Set task> Transcribe every line of the records verbatim.

Information shown>
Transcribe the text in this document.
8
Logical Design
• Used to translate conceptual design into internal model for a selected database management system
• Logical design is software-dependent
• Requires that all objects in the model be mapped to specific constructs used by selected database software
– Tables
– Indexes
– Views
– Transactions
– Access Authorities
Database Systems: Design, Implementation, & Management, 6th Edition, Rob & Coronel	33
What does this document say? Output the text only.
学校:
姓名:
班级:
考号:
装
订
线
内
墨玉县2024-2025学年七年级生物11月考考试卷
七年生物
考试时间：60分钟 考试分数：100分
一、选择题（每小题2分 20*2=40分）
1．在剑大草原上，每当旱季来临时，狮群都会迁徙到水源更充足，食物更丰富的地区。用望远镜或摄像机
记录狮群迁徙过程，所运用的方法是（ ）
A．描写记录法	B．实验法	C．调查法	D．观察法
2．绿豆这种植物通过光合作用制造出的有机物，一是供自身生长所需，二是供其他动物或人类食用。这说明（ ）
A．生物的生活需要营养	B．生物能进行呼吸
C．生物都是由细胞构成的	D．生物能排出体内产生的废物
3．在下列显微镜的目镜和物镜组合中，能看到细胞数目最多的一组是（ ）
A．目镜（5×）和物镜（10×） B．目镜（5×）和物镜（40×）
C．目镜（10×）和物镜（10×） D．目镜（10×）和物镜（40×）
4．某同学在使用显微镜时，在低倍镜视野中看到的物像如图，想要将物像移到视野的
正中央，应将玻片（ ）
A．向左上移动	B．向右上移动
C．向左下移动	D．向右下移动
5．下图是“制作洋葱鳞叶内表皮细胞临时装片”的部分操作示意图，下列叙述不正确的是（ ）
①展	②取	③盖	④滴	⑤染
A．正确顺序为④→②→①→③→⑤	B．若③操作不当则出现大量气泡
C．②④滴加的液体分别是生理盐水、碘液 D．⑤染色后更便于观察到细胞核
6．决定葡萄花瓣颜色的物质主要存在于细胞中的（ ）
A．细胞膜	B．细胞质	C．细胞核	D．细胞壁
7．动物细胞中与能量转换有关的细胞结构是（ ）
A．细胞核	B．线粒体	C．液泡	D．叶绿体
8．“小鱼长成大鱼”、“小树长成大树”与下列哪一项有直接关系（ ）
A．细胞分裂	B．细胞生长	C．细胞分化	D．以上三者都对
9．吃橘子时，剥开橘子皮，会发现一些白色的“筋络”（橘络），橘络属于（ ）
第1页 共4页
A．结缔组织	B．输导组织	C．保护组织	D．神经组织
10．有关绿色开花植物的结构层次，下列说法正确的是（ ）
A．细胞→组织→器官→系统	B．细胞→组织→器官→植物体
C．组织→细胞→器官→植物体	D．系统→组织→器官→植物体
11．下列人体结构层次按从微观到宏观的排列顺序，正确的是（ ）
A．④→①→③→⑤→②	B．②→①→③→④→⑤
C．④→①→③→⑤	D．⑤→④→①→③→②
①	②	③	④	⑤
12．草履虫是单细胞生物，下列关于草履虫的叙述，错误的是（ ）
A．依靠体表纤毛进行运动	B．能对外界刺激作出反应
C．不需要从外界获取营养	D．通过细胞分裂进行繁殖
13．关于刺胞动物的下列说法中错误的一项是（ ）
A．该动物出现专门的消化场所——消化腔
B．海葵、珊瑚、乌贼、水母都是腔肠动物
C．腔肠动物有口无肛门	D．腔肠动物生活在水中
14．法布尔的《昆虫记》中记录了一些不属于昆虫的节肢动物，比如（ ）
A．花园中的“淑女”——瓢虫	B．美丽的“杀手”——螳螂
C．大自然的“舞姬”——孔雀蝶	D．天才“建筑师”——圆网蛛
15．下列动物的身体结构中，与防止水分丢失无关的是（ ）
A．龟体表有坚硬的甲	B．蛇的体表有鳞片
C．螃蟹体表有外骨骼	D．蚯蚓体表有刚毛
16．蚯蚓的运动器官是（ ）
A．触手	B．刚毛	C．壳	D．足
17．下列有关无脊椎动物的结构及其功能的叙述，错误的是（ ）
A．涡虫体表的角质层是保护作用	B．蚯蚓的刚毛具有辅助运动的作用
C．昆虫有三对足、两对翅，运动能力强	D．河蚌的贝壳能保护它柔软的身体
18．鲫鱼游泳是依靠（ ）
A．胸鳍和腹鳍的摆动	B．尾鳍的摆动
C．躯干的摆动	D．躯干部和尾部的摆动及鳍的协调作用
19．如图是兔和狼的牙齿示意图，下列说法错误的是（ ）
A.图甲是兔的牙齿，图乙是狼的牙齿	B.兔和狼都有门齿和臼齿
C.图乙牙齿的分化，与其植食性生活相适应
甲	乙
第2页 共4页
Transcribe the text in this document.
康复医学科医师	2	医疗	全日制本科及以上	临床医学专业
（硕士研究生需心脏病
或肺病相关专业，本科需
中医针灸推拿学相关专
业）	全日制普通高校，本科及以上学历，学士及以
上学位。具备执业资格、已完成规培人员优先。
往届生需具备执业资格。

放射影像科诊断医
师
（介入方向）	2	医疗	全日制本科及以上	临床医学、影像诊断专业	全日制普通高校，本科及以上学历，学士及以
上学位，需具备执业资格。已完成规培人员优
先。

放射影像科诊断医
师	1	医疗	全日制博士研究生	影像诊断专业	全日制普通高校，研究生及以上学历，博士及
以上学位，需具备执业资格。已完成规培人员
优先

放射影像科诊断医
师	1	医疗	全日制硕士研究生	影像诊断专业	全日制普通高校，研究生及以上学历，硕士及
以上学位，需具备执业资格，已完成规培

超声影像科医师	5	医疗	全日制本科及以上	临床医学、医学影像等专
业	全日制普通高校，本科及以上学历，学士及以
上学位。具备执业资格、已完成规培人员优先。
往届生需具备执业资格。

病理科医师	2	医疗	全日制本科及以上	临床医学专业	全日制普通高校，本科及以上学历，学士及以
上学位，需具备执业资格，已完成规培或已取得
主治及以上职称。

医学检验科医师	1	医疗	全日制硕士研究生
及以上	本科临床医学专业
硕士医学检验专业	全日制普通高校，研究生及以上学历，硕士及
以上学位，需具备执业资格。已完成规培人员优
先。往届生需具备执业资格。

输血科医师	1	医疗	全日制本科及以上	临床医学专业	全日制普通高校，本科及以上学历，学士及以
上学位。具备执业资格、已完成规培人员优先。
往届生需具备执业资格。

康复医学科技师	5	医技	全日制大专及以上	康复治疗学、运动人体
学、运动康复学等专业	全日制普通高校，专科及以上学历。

The result>
Transcribe the text in this document.
8
Logical Design
• Used to translate conceptual design into internal model for a selected database management system
• Logical design is software-dependent
• Requires that all objects in the model be mapped to specific constructs used by selected database software
– Tables
– Indexes
– Views
– Transactions
– Access Authorities
Database Systems: Design, Implementation, & Management, 6th Edition, Rob & Coronel	33
What does this document say? Output the text only.
学校:
姓名:
班级:
考号:
装
订
线
内
墨玉县2024-2025学年七年级生物11月考考试卷
七年生物
考试时间：60分钟 考试分数：100分
一、选择题（每小题2分 20*2=40分）
1．在剑大草原上，每当旱季来临时，狮群都会迁徙到水源更充足，食物更丰富的地区。用望远镜或摄像机
记录狮群迁徙过程，所运用的方法是（ ）
A．描写记录法	B．实验法	C．调查法	D．观察法
2．绿豆这种植物通过光合作用制造出的有机物，一是供自身生长所需，二是供其他动物或人类食用。这说明（ ）
A．生物的生活需要营养	B．生物能进行呼吸
C．生物都是由细胞构成的	D．生物能排出体内产生的废物
3．在下列显微镜的目镜和物镜组合中，能看到细胞数目最多的一组是（ ）
A．目镜（5×）和物镜（10×） B．目镜（5×）和物镜（40×）
C．目镜（10×）和物镜（10×） D．目镜（10×）和物镜（40×）
4．某同学在使用显微镜时，在低倍镜视野中看到的物像如图，想要将物像移到视野的
正中央，应将玻片（ ）
A．向左上移动	B．向右上移动
C．向左下移动	D．向右下移动
5．下图是“制作洋葱鳞叶内表皮细胞临时装片”的部分操作示意图，下列叙述不正确的是（ ）
①展	②取	③盖	④滴	⑤染
A．正确顺序为④→②→①→③→⑤	B．若③操作不当则出现大量气泡
C．②④滴加的液体分别是生理盐水、碘液 D．⑤染色后更便于观察到细胞核
6．决定葡萄花瓣颜色的物质主要存在于细胞中的（ ）
A．细胞膜	B．细胞质	C．细胞核	D．细胞壁
7．动物细胞中与能量转换有关的细胞结构是（ ）
A．细胞核	B．线粒体	C．液泡	D．叶绿体
8．“小鱼长成大鱼”、“小树长成大树”与下列哪一项有直接关系（ ）
A．细胞分裂	B．细胞生长	C．细胞分化	D．以上三者都对
9．吃橘子时，剥开橘子皮，会发现一些白色的“筋络”（橘络），橘络属于（ ）
第1页 共4页
A．结缔组织	B．输导组织	C．保护组织	D．神经组织
10．有关绿色开花植物的结构层次，下列说法正确的是（ ）
A．细胞→组织→器官→系统	B．细胞→组织→器官→植物体
C．组织→细胞→器官→植物体	D．系统→组织→器官→植物体
11．下列人体结构层次按从微观到宏观的排列顺序，正确的是（ ）
A．④→①→③→⑤→②	B．②→①→③→④→⑤
C．④→①→③→⑤	D．⑤→④→①→③→②
①	②	③	④	⑤
12．草履虫是单细胞生物，下列关于草履虫的叙述，错误的是（ ）
A．依靠体表纤毛进行运动	B．能对外界刺激作出反应
C．不需要从外界获取营养	D．通过细胞分裂进行繁殖
13．关于刺胞动物的下列说法中错误的一项是（ ）
A．该动物出现专门的消化场所——消化腔
B．海葵、珊瑚、乌贼、水母都是腔肠动物
C．腔肠动物有口无肛门	D．腔肠动物生活在水中
14．法布尔的《昆虫记》中记录了一些不属于昆虫的节肢动物，比如（ ）
A．花园中的“淑女”——瓢虫	B．美丽的“杀手”——螳螂
C．大自然的“舞姬”——孔雀蝶	D．天才“建筑师”——圆网蛛
15．下列动物的身体结构中，与防止水分丢失无关的是（ ）
A．龟体表有坚硬的甲	B．蛇的体表有鳞片
C．螃蟹体表有外骨骼	D．蚯蚓体表有刚毛
16．蚯蚓的运动器官是（ ）
A．触手	B．刚毛	C．壳	D．足
17．下列有关无脊椎动物的结构及其功能的叙述，错误的是（ ）
A．涡虫体表的角质层是保护作用	B．蚯蚓的刚毛具有辅助运动的作用
C．昆虫有三对足、两对翅，运动能力强	D．河蚌的贝壳能保护它柔软的身体
18．鲫鱼游泳是依靠（ ）
A．胸鳍和腹鳍的摆动	B．尾鳍的摆动
C．躯干的摆动	D．躯干部和尾部的摆动及鳍的协调作用
19．如图是兔和狼的牙齿示意图，下列说法错误的是（ ）
A.图甲是兔的牙齿，图乙是狼的牙齿	B.兔和狼都有门齿和臼齿
C.图乙牙齿的分化，与其植食性生活相适应
甲	乙
第2页 共4页
Transcribe the text in this document.
康复医学科医师	2	医疗	全日制本科及以上	临床医学专业
（硕士研究生需心脏病
或肺病相关专业，本科需
中医针灸推拿学相关专
业）	全日制普通高校，本科及以上学历，学士及以
上学位。具备执业资格、已完成规培人员优先。
往届生需具备执业资格。

放射影像科诊断医
师
（介入方向）	2	医疗	全日制本科及以上	临床医学、影像诊断专业	全日制普通高校，本科及以上学历，学士及以
上学位，需具备执业资格。已完成规培人员优
先。

放射影像科诊断医
师	1	医疗	全日制博士研究生	影像诊断专业	全日制普通高校，研究生及以上学历，博士及
以上学位，需具备执业资格。已完成规培人员
优先

放射影像科诊断医
师	1	医疗	全日制硕士研究生	影像诊断专业	全日制普通高校，研究生及以上学历，硕士及
以上学位，需具备执业资格，已完成规培

超声影像科医师	5	医疗	全日制本科及以上	临床医学、医学影像等专
业	全日制普通高校，本科及以上学历，学士及以
上学位。具备执业资格、已完成规培人员优先。
往届生需具备执业资格。

病理科医师	2	医疗	全日制本科及以上	临床医学专业	全日制普通高校，本科及以上学历，学士及以
上学位，需具备执业资格，已完成规培或已取得
主治及以上职称。

医学检验科医师	1	医疗	全日制硕士研究生
及以上	本科临床医学专业
硕士医学检验专业	全日制普通高校，研究生及以上学历，硕士及
以上学位，需具备执业资格。已完成规培人员优
先。往届生需具备执业资格。

输血科医师	1	医疗	全日制本科及以上	临床医学专业	全日制普通高校，本科及以上学历，学士及以
上学位。具备执业资格、已完成规培人员优先。
往届生需具备执业资格。

康复医学科技师	5	医技	全日制大专及以上	康复治疗学、运动人体
学、运动康复学等专业	全日制普通高校，专科及以上学历。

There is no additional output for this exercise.